What you will do:
Rewrite everything from the line containing "List UI elements" down to the line containing "address-card-blurred bbox=[28, 330, 1052, 538]", with "quantity-input" swapped for "quantity-field" and nothing else changed. Give back only those lines.
— start of Exercise inputs —
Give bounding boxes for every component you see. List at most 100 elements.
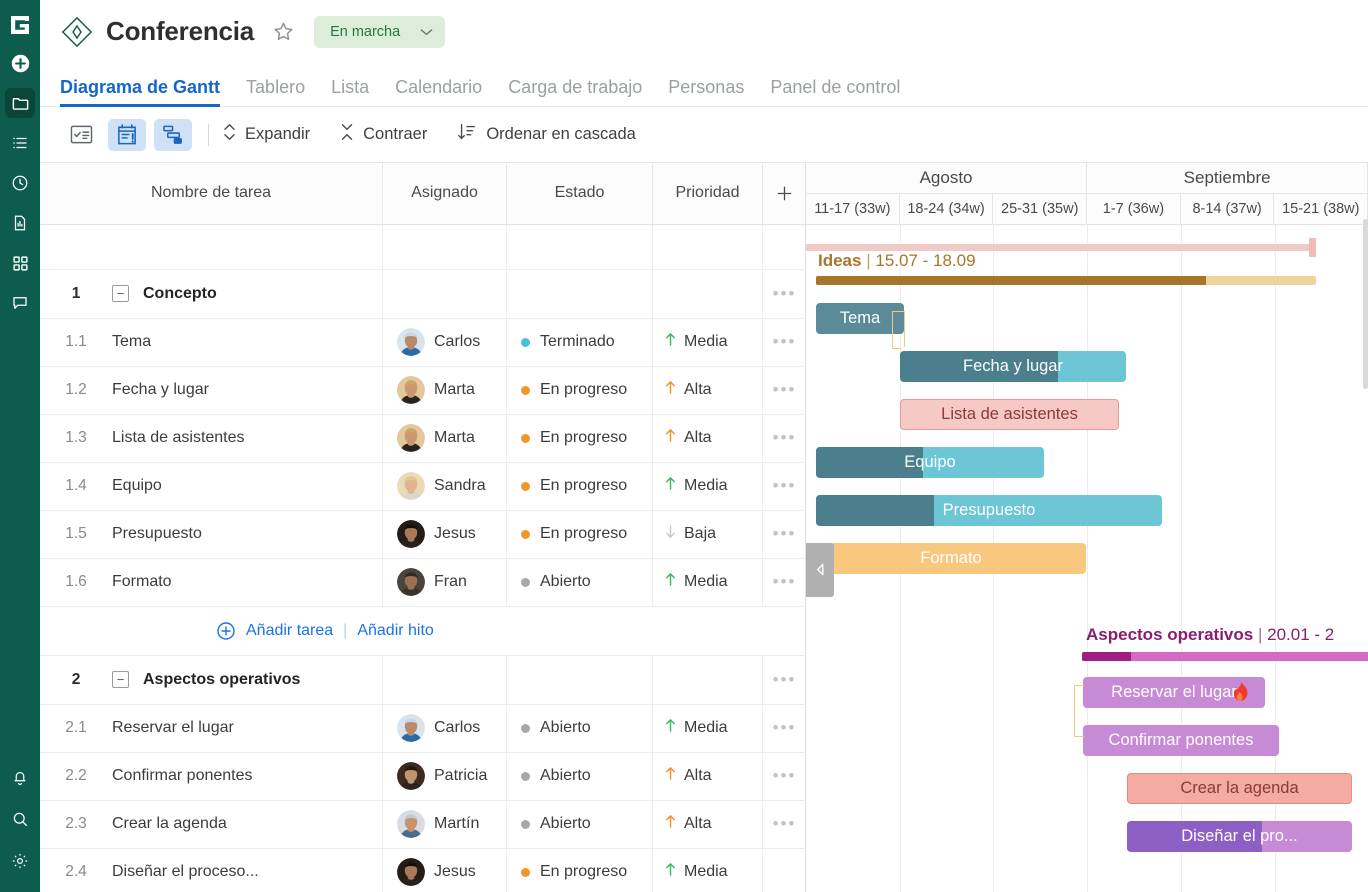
— end of Exercise inputs —
— start of Exercise inputs —
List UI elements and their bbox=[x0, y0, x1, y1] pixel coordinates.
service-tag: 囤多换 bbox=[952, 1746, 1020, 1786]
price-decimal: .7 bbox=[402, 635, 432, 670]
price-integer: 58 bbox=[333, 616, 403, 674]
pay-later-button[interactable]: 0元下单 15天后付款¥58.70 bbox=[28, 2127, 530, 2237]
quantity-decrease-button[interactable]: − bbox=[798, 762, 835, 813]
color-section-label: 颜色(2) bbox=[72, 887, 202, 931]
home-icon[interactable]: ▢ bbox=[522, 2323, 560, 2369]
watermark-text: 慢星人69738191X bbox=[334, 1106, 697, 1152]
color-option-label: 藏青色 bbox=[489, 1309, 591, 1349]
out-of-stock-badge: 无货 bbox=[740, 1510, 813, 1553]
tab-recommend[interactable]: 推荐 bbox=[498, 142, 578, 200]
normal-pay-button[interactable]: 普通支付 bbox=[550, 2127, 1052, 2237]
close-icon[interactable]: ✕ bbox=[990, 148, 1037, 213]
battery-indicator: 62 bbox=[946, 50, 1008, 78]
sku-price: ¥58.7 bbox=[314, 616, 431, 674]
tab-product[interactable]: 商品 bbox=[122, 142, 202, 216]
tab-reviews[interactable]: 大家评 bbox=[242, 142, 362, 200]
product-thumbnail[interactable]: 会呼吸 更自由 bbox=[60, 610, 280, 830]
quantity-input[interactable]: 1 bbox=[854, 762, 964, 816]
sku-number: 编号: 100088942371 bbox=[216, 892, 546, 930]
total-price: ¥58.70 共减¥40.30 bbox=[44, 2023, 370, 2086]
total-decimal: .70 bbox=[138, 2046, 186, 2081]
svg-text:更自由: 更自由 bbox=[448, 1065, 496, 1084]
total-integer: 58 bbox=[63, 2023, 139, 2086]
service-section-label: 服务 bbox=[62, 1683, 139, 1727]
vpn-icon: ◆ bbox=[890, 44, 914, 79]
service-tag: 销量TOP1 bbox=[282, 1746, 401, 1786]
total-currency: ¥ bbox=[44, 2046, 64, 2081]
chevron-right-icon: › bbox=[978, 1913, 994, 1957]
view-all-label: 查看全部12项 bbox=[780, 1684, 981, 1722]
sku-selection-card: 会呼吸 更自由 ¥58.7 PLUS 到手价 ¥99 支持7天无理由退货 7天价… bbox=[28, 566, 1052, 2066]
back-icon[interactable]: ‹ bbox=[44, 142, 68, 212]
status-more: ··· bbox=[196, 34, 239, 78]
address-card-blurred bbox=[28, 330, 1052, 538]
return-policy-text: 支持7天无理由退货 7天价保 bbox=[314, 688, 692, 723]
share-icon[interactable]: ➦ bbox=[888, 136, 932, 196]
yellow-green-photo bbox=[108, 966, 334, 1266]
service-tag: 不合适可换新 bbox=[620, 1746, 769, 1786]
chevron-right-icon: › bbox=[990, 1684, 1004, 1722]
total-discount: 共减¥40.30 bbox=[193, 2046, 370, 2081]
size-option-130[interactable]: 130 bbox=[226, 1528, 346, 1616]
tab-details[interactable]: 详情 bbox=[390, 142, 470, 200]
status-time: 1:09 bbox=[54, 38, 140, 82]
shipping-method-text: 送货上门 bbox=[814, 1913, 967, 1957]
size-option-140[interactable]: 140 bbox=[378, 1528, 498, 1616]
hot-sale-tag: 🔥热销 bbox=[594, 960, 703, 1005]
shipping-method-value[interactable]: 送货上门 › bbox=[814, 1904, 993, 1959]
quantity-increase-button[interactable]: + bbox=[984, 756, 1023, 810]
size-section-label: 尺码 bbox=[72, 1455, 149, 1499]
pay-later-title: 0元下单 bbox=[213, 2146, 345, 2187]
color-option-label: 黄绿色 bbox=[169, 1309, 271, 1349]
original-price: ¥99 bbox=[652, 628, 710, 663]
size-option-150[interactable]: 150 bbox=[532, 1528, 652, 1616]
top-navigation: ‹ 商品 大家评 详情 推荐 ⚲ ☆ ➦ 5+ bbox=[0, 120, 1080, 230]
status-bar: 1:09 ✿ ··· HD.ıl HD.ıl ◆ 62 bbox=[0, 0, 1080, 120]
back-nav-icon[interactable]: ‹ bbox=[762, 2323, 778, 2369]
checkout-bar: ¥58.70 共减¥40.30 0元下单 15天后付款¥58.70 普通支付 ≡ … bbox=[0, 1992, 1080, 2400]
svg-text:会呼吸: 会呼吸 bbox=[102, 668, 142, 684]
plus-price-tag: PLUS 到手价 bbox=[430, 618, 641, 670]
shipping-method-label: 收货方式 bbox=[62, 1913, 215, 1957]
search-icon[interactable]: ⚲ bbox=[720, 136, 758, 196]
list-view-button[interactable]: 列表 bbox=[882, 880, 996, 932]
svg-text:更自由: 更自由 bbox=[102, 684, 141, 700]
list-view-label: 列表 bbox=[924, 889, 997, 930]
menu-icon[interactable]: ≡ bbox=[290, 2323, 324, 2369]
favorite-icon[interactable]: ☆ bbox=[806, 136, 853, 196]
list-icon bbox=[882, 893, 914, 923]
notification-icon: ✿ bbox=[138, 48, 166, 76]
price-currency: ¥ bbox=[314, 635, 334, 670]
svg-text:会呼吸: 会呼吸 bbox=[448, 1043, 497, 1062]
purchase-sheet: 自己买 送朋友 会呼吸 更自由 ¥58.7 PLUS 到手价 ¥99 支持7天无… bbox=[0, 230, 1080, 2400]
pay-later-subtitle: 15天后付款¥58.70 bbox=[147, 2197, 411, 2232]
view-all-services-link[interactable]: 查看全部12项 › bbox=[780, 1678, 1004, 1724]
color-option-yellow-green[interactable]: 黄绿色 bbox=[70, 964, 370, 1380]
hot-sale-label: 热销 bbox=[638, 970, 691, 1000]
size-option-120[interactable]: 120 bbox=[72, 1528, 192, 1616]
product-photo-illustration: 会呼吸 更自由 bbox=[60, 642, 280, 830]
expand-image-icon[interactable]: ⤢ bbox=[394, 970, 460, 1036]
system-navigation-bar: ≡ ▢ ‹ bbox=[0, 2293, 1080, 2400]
— end of Exercise inputs —
— start of Exercise inputs —
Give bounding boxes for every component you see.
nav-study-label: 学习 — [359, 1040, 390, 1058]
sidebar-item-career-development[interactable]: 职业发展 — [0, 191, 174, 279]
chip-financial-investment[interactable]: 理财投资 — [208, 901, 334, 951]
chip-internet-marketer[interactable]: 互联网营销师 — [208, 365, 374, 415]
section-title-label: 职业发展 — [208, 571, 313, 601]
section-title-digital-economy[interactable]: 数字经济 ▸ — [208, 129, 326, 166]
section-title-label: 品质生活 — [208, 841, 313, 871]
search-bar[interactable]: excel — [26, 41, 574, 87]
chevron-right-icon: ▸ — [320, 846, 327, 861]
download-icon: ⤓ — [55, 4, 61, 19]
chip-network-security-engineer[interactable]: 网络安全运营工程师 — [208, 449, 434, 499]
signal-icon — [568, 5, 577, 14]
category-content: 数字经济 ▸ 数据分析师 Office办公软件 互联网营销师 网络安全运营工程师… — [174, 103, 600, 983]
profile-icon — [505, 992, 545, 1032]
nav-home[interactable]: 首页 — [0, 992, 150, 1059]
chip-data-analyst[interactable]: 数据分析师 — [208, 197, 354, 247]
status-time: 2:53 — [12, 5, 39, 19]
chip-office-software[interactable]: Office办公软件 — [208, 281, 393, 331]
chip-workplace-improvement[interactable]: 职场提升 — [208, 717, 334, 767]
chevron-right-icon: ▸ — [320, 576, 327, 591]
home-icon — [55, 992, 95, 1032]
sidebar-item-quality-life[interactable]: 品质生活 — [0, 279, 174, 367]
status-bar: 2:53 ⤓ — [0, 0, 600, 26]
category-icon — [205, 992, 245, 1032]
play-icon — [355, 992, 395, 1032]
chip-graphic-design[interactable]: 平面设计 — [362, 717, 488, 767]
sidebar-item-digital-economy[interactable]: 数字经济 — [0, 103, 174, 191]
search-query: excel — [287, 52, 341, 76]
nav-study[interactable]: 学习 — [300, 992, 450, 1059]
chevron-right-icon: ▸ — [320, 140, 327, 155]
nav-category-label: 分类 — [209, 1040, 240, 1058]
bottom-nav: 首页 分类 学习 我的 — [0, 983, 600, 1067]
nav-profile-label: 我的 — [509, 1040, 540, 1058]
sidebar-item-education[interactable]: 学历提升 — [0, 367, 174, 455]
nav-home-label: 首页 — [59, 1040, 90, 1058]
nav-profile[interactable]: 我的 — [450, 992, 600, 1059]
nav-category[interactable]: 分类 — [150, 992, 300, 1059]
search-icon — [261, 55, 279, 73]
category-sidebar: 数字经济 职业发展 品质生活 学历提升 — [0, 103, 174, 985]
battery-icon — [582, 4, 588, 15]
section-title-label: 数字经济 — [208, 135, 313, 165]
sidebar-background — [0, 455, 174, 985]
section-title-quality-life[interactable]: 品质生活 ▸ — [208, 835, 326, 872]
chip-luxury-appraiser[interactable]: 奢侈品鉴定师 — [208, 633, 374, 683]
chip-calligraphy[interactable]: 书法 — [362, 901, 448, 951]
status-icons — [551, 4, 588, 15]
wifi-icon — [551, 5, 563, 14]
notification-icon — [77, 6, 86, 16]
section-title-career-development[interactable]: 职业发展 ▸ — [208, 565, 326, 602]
— end of Exercise inputs —
Right answer:
List UI elements and their bbox=[x0, y0, x1, y1] pixel coordinates.
service-tag: 囤多换 bbox=[952, 1746, 1020, 1786]
price-decimal: .7 bbox=[402, 635, 432, 670]
price-integer: 58 bbox=[333, 616, 403, 674]
pay-later-button[interactable]: 0元下单 15天后付款¥58.70 bbox=[28, 2127, 530, 2237]
quantity-decrease-button[interactable]: − bbox=[798, 762, 835, 813]
color-section-label: 颜色(2) bbox=[72, 887, 202, 931]
home-icon[interactable]: ▢ bbox=[522, 2323, 560, 2369]
watermark-text: 慢星人69738191X bbox=[334, 1106, 697, 1152]
color-option-label: 藏青色 bbox=[489, 1309, 591, 1349]
out-of-stock-badge: 无货 bbox=[740, 1510, 813, 1553]
tab-recommend[interactable]: 推荐 bbox=[498, 142, 578, 200]
normal-pay-button[interactable]: 普通支付 bbox=[550, 2127, 1052, 2237]
close-icon[interactable]: ✕ bbox=[990, 148, 1037, 213]
battery-indicator: 62 bbox=[946, 50, 1008, 78]
sku-price: ¥58.7 bbox=[314, 616, 431, 674]
tab-product[interactable]: 商品 bbox=[122, 142, 202, 216]
tab-reviews[interactable]: 大家评 bbox=[242, 142, 362, 200]
product-thumbnail[interactable]: 会呼吸 更自由 bbox=[60, 610, 280, 830]
quantity-field[interactable]: 1 bbox=[854, 762, 964, 816]
sku-number: 编号: 100088942371 bbox=[216, 892, 546, 930]
total-price: ¥58.70 共减¥40.30 bbox=[44, 2023, 370, 2086]
total-decimal: .70 bbox=[138, 2046, 186, 2081]
svg-text:更自由: 更自由 bbox=[448, 1065, 496, 1084]
total-integer: 58 bbox=[63, 2023, 139, 2086]
service-section-label: 服务 bbox=[62, 1683, 139, 1727]
vpn-icon: ◆ bbox=[890, 44, 914, 79]
service-tag: 销量TOP1 bbox=[282, 1746, 401, 1786]
total-currency: ¥ bbox=[44, 2046, 64, 2081]
chevron-right-icon: › bbox=[978, 1913, 994, 1957]
view-all-label: 查看全部12项 bbox=[780, 1684, 981, 1722]
sku-selection-card: 会呼吸 更自由 ¥58.7 PLUS 到手价 ¥99 支持7天无理由退货 7天价… bbox=[28, 566, 1052, 2066]
back-icon[interactable]: ‹ bbox=[44, 142, 68, 212]
status-more: ··· bbox=[196, 34, 239, 78]
address-card-blurred bbox=[28, 330, 1052, 538]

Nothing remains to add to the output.